GOAL
Look for the line containing "Serialize everything readable" in the listing below. Retype that line and every subsequent line through the last one, and only those.

★ ★ ★

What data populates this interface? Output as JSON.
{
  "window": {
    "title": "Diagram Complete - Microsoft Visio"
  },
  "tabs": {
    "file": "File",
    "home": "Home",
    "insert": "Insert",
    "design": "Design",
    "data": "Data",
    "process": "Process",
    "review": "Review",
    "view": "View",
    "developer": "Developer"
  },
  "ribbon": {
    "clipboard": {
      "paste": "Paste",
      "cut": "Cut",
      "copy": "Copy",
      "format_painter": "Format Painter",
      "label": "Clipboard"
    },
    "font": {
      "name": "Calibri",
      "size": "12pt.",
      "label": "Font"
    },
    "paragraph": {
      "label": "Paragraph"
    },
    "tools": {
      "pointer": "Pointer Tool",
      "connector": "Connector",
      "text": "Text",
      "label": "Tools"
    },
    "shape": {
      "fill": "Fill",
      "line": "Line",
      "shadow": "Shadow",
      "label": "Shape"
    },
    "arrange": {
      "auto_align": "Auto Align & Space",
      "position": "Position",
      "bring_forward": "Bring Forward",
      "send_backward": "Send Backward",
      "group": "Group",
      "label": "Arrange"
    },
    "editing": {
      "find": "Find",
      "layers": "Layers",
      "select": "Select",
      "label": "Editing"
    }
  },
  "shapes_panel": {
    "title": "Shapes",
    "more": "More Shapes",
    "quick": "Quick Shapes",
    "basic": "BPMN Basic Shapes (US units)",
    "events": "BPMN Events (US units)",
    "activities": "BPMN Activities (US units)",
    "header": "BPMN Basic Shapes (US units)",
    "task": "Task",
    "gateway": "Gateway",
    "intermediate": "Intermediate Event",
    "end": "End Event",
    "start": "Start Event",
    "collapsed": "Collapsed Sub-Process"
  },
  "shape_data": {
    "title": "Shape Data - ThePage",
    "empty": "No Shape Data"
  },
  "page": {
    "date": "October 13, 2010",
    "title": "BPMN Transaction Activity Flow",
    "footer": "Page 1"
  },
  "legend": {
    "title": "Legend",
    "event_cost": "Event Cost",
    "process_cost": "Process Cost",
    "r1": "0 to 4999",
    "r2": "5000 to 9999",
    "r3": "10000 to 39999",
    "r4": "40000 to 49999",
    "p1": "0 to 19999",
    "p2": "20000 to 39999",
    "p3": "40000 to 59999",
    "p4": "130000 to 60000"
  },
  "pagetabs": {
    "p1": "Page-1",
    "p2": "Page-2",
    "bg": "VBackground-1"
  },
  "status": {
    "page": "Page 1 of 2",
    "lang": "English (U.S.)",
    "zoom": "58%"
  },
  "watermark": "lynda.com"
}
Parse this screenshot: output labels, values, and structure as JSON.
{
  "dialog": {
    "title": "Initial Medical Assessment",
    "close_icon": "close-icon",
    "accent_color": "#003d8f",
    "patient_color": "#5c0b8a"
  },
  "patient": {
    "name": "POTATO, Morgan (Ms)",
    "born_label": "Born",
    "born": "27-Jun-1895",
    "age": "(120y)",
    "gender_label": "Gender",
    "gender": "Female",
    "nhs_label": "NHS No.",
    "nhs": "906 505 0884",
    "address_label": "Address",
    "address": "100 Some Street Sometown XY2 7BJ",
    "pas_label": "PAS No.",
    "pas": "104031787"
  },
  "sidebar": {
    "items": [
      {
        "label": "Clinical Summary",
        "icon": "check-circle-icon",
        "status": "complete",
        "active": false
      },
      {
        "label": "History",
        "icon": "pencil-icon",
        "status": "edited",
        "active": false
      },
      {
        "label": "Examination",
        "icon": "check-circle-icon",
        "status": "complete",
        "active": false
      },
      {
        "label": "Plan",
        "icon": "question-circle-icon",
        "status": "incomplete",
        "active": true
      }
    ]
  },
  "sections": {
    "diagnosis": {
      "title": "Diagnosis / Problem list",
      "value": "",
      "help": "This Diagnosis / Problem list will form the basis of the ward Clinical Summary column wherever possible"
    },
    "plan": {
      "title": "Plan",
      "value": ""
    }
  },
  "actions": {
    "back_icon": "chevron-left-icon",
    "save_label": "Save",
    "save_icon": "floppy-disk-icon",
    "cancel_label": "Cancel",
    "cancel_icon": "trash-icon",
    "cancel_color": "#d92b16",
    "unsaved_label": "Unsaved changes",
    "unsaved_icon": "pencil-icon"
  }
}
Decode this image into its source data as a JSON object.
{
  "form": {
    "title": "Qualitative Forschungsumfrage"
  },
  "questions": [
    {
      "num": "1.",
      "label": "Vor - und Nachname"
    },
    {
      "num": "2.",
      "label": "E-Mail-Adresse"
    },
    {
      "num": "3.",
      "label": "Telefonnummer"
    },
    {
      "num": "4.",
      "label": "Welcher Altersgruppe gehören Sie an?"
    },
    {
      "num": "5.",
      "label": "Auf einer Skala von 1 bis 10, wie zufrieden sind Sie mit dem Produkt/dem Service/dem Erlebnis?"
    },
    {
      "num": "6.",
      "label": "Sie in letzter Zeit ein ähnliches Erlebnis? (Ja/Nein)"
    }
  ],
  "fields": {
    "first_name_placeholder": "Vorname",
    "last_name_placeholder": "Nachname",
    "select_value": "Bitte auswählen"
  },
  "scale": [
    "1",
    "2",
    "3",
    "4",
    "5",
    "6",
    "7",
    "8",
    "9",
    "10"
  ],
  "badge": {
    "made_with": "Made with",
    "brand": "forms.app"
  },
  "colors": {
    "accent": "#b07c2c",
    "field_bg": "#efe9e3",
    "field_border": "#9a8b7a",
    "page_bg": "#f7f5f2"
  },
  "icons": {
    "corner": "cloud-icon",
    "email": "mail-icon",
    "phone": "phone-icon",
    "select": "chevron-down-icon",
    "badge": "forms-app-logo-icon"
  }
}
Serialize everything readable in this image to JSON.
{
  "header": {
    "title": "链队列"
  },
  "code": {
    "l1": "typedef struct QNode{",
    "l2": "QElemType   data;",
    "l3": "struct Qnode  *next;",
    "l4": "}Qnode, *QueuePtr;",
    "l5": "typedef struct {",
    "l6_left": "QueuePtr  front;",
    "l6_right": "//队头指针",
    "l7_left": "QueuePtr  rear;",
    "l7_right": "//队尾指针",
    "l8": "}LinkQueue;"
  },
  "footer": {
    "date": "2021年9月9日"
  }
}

★ ★ ★

REPLY TO THE EXERCISE
Serialize everything readable in this image to JSON.
{
  "header": {
    "title": "链队列"
  },
  "code": {
    "l1": "typedef struct QNode{",
    "l2": "QElemType   data;",
    "l3": "struct Qnode  *next;",
    "l4": "}Qnode, *QueuePtr;",
    "l5": "typedef struct {",
    "l6_left": "QueuePtr  front;",
    "l6_right": "//队头指针",
    "l7_left": "QueuePtr  rear;",
    "l7_right": "//队尾指针",
    "l8": "}LinkQueue;"
  },
  "footer": {
    "date": "2021年9月9日"
  }
}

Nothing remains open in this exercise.